··· Information shown

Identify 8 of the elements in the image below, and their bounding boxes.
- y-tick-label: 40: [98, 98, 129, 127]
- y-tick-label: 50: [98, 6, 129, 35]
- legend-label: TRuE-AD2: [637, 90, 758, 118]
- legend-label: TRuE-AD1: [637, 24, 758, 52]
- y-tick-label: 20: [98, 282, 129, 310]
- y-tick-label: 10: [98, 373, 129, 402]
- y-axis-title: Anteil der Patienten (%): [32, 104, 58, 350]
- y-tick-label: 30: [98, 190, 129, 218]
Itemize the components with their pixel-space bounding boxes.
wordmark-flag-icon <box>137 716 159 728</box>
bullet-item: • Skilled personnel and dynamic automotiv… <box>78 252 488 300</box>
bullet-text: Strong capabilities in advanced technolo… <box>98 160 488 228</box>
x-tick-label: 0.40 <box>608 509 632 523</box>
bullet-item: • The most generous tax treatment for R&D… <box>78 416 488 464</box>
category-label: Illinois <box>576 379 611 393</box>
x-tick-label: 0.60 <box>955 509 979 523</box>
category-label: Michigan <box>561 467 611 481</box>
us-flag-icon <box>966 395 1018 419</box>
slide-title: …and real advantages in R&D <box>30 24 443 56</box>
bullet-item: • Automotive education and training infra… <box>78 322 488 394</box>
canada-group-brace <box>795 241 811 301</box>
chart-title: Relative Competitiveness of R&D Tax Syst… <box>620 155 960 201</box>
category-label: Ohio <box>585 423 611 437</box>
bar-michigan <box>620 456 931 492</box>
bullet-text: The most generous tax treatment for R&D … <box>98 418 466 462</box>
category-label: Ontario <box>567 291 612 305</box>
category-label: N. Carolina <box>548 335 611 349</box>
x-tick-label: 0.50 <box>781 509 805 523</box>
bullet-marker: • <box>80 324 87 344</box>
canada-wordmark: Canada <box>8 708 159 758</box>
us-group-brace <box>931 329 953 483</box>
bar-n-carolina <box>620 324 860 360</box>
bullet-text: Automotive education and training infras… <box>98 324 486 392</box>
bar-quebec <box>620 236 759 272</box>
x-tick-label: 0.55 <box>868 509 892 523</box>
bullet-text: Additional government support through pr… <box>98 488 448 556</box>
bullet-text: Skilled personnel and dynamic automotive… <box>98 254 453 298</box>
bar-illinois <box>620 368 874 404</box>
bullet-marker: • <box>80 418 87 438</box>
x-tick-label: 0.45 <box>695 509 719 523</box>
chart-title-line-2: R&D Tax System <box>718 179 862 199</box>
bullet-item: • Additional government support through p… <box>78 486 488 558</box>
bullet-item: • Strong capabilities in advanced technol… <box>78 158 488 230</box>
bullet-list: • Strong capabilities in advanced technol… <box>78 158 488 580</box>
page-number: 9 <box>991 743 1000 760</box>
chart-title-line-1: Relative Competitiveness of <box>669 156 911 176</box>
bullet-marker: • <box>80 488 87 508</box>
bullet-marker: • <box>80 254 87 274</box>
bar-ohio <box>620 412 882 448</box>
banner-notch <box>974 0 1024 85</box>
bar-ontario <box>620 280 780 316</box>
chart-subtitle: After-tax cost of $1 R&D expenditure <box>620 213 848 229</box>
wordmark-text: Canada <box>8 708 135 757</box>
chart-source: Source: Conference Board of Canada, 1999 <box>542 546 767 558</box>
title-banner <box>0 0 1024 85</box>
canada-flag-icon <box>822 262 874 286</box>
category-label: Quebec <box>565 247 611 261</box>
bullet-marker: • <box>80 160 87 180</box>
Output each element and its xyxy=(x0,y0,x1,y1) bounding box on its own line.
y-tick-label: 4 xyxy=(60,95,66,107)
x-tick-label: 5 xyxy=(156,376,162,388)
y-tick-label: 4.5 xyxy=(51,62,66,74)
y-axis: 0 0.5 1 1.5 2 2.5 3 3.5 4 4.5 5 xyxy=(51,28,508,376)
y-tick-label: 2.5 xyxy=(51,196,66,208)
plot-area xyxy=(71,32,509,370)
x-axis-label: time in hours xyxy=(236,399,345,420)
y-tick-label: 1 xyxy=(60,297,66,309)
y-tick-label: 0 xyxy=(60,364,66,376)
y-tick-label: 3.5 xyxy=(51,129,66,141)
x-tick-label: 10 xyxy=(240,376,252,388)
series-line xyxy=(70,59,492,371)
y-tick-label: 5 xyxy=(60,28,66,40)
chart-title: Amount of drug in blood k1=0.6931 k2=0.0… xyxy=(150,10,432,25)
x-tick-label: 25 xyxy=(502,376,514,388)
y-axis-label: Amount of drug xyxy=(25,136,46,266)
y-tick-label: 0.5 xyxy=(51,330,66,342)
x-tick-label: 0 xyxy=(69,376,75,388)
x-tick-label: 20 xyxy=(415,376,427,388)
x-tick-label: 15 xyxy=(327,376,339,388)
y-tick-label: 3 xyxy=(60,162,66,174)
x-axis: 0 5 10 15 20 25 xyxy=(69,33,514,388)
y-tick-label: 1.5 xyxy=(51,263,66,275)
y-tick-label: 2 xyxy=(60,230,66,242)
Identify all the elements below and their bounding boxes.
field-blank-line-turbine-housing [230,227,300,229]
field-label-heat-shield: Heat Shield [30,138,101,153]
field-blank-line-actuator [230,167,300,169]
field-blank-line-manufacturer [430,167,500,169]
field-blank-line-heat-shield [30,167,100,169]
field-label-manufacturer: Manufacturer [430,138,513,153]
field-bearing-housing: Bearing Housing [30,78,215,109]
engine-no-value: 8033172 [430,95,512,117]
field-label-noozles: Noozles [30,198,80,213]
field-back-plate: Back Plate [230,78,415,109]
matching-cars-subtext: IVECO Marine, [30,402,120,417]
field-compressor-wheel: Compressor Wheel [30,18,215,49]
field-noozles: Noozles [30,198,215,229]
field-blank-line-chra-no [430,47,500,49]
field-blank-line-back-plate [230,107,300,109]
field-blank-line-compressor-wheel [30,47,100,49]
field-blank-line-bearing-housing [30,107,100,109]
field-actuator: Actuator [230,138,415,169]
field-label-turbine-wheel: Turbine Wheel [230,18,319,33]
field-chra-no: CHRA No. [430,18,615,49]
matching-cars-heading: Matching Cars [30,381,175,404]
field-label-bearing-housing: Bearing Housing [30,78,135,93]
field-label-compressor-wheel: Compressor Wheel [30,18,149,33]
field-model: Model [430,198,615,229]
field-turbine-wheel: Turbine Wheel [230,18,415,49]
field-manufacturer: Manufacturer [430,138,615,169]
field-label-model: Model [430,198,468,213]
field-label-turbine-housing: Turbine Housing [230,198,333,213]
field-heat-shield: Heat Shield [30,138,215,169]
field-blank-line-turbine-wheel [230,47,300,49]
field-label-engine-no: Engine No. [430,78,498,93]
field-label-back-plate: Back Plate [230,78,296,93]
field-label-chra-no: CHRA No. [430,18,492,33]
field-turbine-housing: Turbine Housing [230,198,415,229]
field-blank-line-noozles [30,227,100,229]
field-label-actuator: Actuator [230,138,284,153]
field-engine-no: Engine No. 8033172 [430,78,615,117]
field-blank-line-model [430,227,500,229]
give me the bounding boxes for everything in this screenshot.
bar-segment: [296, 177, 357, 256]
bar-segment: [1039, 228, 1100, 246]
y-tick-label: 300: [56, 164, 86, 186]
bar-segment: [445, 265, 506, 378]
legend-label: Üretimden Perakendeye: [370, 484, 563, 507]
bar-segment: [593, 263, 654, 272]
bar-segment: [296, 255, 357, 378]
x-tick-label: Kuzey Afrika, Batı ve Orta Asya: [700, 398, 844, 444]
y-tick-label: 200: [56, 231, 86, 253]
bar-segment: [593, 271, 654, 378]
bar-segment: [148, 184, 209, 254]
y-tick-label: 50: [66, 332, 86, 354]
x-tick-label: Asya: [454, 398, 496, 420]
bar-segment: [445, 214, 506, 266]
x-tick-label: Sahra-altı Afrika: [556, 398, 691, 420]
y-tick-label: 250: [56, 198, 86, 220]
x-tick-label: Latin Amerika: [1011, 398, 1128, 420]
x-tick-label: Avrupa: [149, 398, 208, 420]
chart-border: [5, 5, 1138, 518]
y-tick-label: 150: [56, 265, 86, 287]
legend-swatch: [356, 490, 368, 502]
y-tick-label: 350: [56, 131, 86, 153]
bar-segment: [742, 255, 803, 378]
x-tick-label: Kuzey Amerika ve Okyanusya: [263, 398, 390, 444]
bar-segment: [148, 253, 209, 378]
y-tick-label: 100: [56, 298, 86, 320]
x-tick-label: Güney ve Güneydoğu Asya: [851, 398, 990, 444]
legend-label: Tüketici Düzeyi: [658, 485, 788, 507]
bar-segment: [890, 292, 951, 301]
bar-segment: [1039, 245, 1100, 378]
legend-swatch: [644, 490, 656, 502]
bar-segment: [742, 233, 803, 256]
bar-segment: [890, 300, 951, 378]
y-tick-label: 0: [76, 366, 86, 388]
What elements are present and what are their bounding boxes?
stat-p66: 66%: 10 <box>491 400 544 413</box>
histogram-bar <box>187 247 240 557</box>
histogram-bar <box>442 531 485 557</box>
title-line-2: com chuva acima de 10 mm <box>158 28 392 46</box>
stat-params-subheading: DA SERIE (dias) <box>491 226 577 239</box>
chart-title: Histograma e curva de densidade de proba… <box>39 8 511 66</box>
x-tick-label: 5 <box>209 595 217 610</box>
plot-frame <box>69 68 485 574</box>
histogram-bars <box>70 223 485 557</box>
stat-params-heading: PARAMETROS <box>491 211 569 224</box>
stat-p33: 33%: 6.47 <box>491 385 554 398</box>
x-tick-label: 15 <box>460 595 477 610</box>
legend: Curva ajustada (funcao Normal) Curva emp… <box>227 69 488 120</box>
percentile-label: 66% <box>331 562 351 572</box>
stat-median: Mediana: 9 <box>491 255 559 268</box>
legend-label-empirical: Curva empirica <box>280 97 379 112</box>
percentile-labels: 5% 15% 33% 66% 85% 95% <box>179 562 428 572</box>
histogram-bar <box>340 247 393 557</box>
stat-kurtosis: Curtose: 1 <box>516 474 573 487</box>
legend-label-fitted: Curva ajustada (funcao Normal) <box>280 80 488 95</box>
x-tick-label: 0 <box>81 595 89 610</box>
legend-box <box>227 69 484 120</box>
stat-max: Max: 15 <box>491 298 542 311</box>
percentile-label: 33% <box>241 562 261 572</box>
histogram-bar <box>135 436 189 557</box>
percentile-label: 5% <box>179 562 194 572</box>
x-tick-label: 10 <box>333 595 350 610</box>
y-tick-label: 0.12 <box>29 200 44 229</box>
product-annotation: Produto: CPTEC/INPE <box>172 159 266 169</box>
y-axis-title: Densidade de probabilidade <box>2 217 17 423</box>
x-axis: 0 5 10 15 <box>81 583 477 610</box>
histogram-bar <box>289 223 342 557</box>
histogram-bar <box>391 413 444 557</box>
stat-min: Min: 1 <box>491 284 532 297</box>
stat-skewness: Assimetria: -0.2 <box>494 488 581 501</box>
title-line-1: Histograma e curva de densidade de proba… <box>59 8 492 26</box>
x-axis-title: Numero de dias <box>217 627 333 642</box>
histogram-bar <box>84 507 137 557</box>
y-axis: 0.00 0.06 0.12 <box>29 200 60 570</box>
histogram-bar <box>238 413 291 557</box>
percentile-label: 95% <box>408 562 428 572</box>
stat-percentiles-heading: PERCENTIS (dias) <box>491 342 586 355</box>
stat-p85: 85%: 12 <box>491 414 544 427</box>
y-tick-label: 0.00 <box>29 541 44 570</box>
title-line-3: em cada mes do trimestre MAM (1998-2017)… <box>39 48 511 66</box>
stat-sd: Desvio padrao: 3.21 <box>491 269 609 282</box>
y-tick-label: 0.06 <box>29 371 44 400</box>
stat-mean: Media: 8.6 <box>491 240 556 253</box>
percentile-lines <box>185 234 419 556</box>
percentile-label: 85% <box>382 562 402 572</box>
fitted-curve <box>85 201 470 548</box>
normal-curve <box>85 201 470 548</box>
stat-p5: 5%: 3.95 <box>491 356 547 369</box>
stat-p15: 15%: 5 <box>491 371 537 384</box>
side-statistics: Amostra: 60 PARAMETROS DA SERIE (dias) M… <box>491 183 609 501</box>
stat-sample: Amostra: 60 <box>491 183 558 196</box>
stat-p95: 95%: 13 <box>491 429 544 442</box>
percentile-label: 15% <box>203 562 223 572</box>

······

The task ::
Starting at the beginning of the records and ending at the line that contains "- y-tick-label: 30: [98, 190, 129, 218]", write those lines out again, swapping "legend-label" for "legend-entry" and leaving everything else unchanged.

Solution to this task ::
Identify 8 of the elements in the image below, and their bounding boxes.
- y-tick-label: 40: [98, 98, 129, 127]
- y-tick-label: 50: [98, 6, 129, 35]
- legend-entry: TRuE-AD2: [637, 90, 758, 118]
- legend-entry: TRuE-AD1: [637, 24, 758, 52]
- y-tick-label: 20: [98, 282, 129, 310]
- y-tick-label: 10: [98, 373, 129, 402]
- y-axis-title: Anteil der Patienten (%): [32, 104, 58, 350]
- y-tick-label: 30: [98, 190, 129, 218]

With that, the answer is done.